*** Data to process
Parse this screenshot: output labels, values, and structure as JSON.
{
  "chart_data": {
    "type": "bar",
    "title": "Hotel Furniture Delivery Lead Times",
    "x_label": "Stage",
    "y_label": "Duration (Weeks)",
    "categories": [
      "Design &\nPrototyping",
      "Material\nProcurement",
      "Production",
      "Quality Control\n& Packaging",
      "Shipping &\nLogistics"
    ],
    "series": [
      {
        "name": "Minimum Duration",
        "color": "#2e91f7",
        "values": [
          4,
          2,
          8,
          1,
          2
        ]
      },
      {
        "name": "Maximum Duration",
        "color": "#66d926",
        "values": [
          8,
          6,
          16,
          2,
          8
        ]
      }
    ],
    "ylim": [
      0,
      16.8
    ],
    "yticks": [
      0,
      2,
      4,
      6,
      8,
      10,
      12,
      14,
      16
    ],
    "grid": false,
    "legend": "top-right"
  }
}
******
*** Data to process
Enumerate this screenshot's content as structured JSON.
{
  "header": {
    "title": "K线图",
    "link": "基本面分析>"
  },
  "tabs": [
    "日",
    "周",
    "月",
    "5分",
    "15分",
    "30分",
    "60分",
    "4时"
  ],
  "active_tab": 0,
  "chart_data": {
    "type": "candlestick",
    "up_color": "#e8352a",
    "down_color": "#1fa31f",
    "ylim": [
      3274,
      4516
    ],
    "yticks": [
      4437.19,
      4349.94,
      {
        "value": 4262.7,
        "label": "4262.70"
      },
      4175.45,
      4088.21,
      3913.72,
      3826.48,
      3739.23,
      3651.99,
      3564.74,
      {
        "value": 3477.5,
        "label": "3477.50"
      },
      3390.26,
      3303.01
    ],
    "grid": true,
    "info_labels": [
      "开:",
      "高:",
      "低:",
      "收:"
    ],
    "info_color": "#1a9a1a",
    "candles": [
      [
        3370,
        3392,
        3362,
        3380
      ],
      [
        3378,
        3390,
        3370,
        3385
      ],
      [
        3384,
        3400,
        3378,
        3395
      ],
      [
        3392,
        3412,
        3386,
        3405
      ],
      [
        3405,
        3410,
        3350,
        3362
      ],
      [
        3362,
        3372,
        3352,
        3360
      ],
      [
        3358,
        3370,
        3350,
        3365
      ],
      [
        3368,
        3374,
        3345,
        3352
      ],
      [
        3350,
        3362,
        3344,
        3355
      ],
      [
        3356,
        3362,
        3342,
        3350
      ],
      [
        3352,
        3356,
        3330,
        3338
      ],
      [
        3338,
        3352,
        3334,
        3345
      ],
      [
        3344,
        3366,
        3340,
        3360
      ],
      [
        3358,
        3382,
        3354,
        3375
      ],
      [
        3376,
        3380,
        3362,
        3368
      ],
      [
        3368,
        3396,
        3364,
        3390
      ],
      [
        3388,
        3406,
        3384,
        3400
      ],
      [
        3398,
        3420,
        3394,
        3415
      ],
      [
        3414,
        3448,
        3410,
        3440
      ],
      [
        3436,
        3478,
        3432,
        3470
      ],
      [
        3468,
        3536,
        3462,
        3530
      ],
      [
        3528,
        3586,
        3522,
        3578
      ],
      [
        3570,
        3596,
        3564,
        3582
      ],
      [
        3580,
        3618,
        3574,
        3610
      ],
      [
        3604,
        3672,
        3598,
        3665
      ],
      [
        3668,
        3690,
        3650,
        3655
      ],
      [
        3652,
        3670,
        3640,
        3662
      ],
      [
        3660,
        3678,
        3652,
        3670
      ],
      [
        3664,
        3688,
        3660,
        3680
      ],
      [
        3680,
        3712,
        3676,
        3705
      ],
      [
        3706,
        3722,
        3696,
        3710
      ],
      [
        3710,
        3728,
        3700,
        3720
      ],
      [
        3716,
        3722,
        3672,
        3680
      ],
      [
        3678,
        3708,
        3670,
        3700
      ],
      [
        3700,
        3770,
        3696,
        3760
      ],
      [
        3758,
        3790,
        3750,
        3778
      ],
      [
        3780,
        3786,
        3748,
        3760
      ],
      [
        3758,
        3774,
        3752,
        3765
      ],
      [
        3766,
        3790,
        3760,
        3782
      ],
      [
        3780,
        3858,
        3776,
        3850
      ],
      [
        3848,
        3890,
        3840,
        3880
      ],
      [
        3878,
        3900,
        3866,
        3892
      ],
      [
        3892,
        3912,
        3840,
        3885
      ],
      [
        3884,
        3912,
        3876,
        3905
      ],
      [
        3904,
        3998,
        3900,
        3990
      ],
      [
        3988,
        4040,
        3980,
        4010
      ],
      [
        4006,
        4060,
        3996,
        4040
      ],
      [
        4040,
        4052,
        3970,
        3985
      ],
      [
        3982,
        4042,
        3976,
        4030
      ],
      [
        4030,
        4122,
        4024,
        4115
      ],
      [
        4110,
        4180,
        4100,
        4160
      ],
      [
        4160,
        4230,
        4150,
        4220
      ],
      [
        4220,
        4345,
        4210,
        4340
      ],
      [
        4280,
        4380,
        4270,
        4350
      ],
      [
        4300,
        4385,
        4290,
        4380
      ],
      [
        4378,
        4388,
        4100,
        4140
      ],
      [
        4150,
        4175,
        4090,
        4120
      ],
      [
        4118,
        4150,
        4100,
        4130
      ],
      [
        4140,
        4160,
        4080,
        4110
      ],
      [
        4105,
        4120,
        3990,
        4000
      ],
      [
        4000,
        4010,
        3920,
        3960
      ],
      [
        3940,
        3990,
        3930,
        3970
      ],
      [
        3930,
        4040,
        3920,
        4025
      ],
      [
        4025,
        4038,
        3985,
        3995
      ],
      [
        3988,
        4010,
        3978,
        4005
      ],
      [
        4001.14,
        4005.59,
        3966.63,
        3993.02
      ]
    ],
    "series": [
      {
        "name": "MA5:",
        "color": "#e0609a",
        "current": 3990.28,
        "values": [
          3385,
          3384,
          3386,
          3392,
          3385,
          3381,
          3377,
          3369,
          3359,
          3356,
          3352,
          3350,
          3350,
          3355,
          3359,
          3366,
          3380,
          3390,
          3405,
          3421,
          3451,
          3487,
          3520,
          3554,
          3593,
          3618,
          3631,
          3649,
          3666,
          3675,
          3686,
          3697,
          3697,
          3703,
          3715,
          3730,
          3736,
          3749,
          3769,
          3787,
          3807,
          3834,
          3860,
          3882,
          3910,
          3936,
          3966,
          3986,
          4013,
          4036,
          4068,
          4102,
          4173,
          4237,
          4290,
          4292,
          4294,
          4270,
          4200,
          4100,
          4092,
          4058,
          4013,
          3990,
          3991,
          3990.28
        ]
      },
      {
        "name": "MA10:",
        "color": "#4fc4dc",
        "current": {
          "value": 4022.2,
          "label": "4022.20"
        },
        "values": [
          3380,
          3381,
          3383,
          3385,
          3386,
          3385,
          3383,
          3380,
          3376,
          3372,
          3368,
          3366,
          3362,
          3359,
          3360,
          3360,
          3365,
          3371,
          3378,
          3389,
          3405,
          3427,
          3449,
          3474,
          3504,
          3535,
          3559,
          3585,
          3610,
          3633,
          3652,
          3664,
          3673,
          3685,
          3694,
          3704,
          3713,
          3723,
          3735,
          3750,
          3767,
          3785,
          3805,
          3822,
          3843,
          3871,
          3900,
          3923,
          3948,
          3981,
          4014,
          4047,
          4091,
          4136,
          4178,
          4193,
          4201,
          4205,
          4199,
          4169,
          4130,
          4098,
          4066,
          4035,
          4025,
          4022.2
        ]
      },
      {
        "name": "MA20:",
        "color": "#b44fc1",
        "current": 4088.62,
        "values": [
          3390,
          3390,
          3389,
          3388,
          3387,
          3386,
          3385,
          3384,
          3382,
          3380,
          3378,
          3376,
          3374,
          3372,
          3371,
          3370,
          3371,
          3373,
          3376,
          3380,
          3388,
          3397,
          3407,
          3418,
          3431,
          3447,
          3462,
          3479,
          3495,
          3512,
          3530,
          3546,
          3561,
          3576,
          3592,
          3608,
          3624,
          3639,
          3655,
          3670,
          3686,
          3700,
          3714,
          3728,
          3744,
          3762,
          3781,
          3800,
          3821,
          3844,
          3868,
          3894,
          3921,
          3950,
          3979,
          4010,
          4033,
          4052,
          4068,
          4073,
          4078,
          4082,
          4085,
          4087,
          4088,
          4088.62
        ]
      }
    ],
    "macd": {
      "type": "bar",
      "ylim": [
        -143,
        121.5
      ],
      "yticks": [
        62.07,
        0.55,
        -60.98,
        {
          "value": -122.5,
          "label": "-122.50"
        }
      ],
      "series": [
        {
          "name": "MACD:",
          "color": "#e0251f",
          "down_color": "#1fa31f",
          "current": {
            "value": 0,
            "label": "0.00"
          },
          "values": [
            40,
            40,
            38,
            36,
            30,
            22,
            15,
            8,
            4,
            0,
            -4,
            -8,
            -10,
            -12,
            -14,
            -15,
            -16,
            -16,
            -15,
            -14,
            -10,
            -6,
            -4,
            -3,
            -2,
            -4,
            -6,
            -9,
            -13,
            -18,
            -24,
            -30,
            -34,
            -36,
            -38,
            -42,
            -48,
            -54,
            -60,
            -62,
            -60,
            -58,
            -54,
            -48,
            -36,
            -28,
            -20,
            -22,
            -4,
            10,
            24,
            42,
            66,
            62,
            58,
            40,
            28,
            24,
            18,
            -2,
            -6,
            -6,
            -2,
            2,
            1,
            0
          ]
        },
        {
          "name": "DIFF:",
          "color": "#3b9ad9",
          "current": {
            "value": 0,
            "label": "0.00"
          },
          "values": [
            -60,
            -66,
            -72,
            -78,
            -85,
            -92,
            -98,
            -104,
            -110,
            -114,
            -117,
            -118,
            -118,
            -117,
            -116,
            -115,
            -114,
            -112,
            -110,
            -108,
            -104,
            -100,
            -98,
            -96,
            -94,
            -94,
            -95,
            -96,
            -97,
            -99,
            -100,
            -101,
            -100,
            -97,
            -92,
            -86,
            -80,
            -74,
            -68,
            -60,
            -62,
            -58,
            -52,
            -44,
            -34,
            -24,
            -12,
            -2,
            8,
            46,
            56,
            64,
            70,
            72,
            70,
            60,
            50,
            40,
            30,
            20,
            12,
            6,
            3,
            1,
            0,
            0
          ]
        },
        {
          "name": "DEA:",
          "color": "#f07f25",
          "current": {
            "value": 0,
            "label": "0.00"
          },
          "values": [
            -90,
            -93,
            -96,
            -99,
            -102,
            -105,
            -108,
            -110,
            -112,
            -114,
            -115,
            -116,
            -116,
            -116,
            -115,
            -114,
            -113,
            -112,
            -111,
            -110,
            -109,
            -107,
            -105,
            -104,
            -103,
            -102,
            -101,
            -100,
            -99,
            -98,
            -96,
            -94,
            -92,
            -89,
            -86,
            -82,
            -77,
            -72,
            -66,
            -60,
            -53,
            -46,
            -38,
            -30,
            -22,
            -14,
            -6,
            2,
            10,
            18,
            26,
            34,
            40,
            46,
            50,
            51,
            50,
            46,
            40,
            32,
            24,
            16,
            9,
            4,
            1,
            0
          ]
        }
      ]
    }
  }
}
******
# Goal
Go through the records above and copy every line with the word "name".

# Expected output
        "name": "Minimum Duration",
        "name": "Maximum Duration",
        "name": "MA5:",
        "name": "MA10:",
        "name": "MA20:",
          "name": "MACD:",
          "name": "DIFF:",
          "name": "DEA:",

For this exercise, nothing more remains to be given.